| Task material |
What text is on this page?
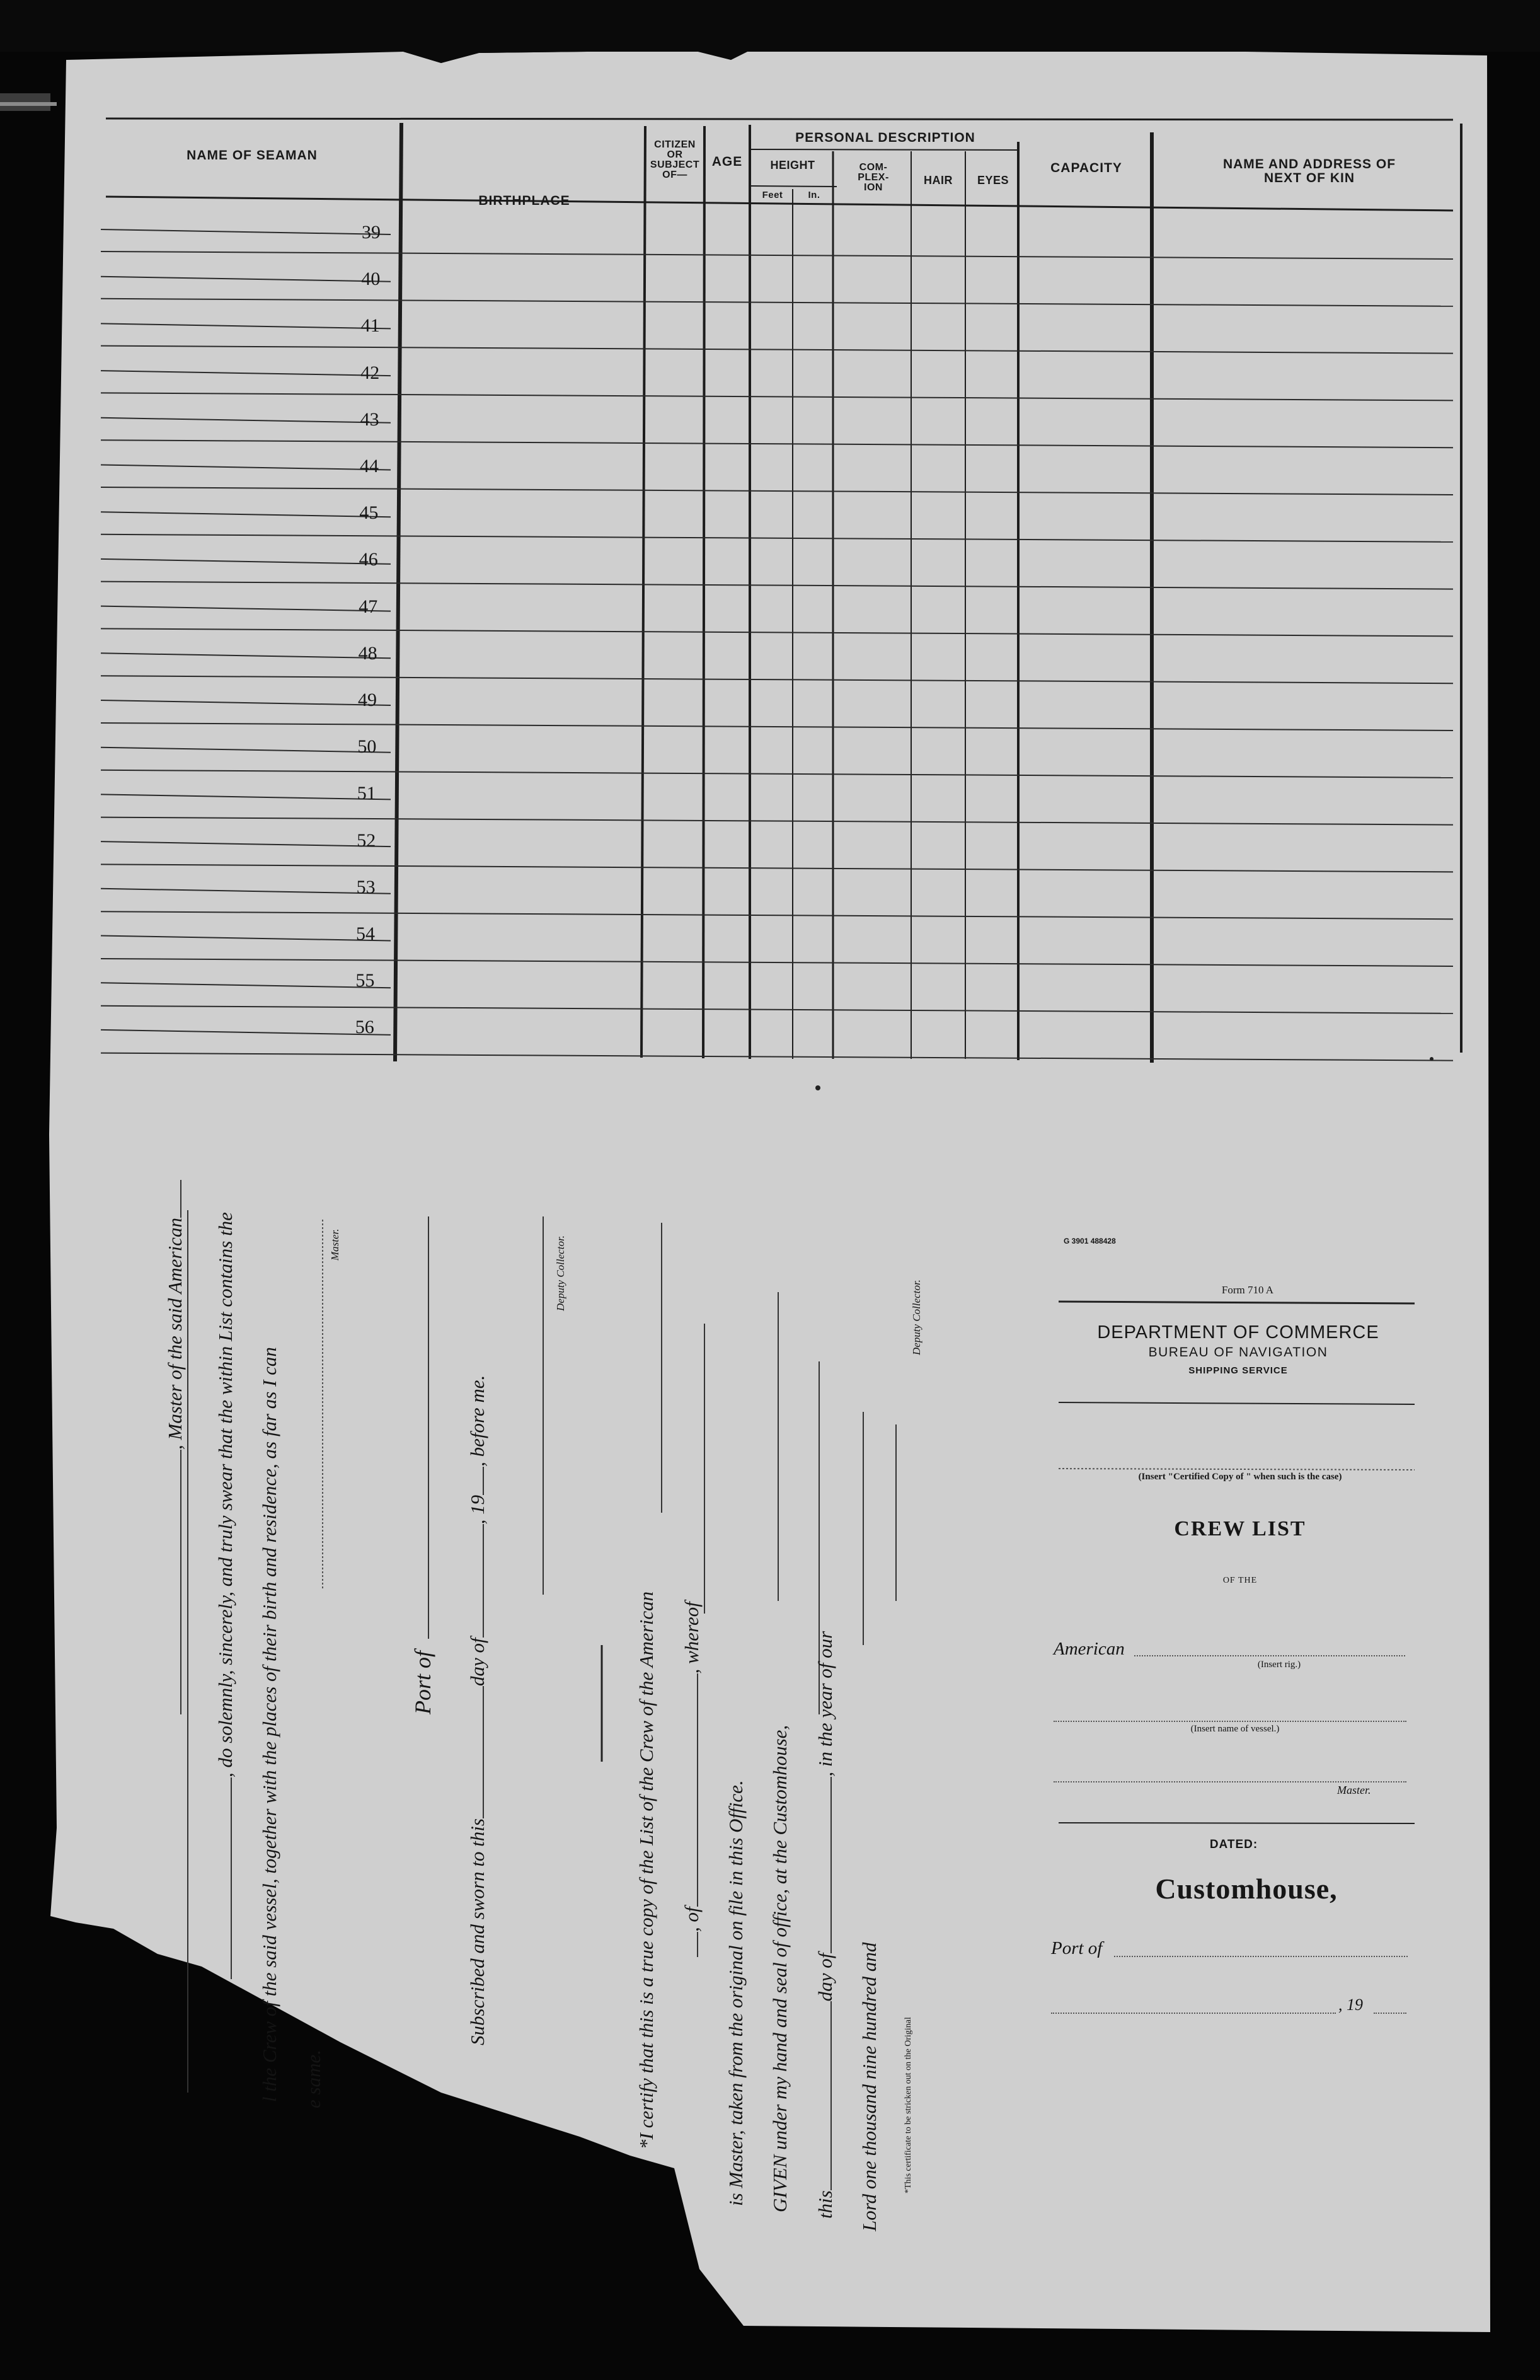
NAME OF SEAMAN
BIRTHPLACE
CITIZEN OR SUBJECT OF—
AGE
PERSONAL DESCRIPTION
HEIGHT
Feet	In.
COM- PLEX- ION
HAIR EYES
CAPACITY	NAME AND ADDRESS OF NEXT OF KIN
39
40
41
42
43
44
45
46
47
48
49
50
51
52
53
54
55
56
, Master of the said American , do solemnly, sincerely, and truly swear that the within List contains the l the Crew of the said vessel, together with the places of their birth and residence, as far as I can e same.
Master.
Port of
Subscribed and sworn to thisday of, 19, before me.
Deputy Collector.
*I certify that this is a true copy of the List of the Crew of the American , of, whereof
is Master, taken from the original on file in this Office. GIVEN under my hand and seal of office, at the Customhouse, thisday of, in the year of our
Lord one thousand nine hundred and
Deputy Collector.
*This certificate to be stricken out on the Original
G 3901 488428
Form 710 A
DEPARTMENT OF COMMERCE
BUREAU OF NAVIGATION
SHIPPING SERVICE
(Insert "Certified Copy of " when such is the case)
CREW LIST
OF THE
American
(Insert rig.)
(Insert name of vessel.)
Master.
DATED:
Customhouse,
Port of
, 19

| Set exercise |
Exclude the pictures and repeat every other part of the records word for word.

| Final result |
What text is on this page?
NAME OF SEAMAN
BIRTHPLACE
CITIZEN OR SUBJECT OF—
AGE
PERSONAL DESCRIPTION
HEIGHT
Feet	In.
COM- PLEX- ION
HAIR EYES
CAPACITY	NAME AND ADDRESS OF NEXT OF KIN
39
40
41
42
43
44
45
46
47
48
49
50
51
52
53
54
55
56
, Master of the said American , do solemnly, sincerely, and truly swear that the within List contains the l the Crew of the said vessel, together with the places of their birth and residence, as far as I can e same.
Master.
Port of
Subscribed and sworn to thisday of, 19, before me.
Deputy Collector.
*I certify that this is a true copy of the List of the Crew of the American , of, whereof
is Master, taken from the original on file in this Office. GIVEN under my hand and seal of office, at the Customhouse, thisday of, in the year of our
Lord one thousand nine hundred and
Deputy Collector.
*This certificate to be stricken out on the Original
G 3901 488428
Form 710 A
DEPARTMENT OF COMMERCE
BUREAU OF NAVIGATION
SHIPPING SERVICE
(Insert "Certified Copy of " when such is the case)
CREW LIST
OF THE
American
(Insert rig.)
(Insert name of vessel.)
Master.
DATED:
Customhouse,
Port of
, 19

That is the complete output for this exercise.